» **Given instruction**:
Determine the number of lines that have the string "метода" in them, and give only that number.

───── Material ─────

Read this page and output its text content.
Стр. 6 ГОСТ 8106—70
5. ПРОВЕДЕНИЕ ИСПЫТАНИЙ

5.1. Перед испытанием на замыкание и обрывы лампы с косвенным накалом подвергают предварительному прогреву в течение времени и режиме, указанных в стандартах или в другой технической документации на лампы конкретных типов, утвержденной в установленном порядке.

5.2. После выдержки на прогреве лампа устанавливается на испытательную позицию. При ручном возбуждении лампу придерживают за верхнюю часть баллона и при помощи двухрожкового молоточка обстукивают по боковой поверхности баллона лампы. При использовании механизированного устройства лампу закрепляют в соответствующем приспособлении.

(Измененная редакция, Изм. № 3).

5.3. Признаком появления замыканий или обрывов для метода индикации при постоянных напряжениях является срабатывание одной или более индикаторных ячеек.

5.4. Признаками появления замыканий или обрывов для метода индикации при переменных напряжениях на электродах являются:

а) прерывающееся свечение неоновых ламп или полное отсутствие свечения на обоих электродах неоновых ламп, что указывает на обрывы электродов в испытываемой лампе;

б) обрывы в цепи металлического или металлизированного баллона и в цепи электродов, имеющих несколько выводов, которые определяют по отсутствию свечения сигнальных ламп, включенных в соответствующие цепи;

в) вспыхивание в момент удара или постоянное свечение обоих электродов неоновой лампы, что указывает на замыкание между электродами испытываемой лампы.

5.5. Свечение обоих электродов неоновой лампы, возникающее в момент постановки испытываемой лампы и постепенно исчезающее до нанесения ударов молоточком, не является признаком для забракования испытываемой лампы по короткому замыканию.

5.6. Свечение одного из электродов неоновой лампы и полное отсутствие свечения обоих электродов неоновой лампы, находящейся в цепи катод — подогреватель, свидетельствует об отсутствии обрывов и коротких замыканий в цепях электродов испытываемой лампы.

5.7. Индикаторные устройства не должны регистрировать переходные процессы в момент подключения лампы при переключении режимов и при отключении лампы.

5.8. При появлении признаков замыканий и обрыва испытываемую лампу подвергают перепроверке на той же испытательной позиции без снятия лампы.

─────

» **Expected answer**:
2